---------- Stored records ----------

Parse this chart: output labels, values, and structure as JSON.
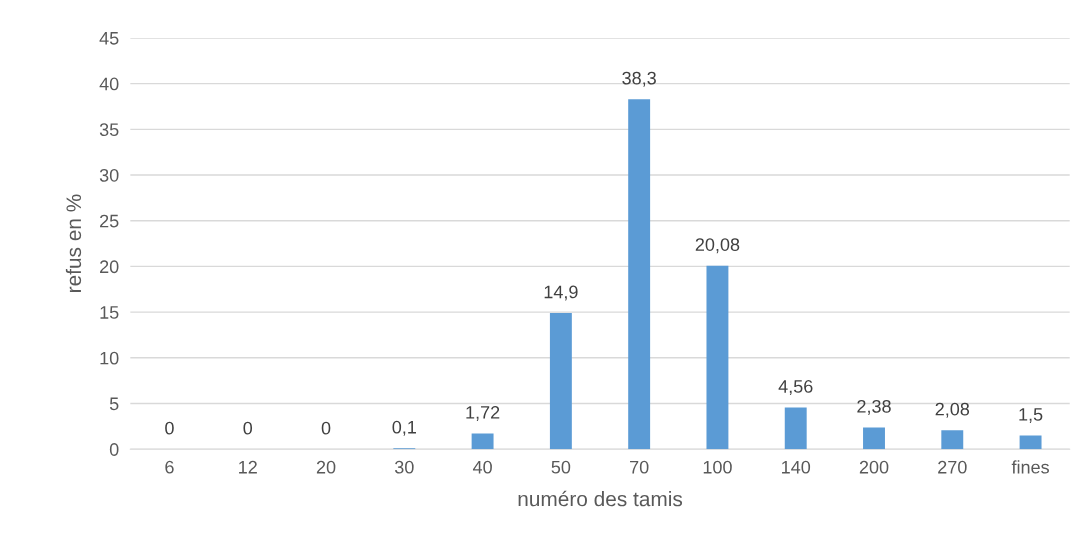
{
  "chart_data": {
    "type": "bar",
    "xlabel": "numéro des tamis",
    "ylabel": "refus en %",
    "categories": [
      "6",
      "12",
      "20",
      "30",
      "40",
      "50",
      "70",
      "100",
      "140",
      "200",
      "270",
      "fines"
    ],
    "values": [
      0,
      0,
      0,
      0.1,
      1.72,
      14.9,
      38.3,
      20.08,
      4.56,
      2.38,
      2.08,
      1.5
    ],
    "value_labels": [
      "0",
      "0",
      "0",
      "0,1",
      "1,72",
      "14,9",
      "38,3",
      "20,08",
      "4,56",
      "2,38",
      "2,08",
      "1,5"
    ],
    "color": "#5b9bd5",
    "ylim": [
      0,
      45
    ],
    "yticks": [
      0,
      5,
      10,
      15,
      20,
      25,
      30,
      35,
      40,
      45
    ],
    "grid": "y",
    "legend": false
  }
}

----------

Copy out each line of the entries that holds "values".

Parse this chart: output labels, values, and structure as JSON.
    "values": [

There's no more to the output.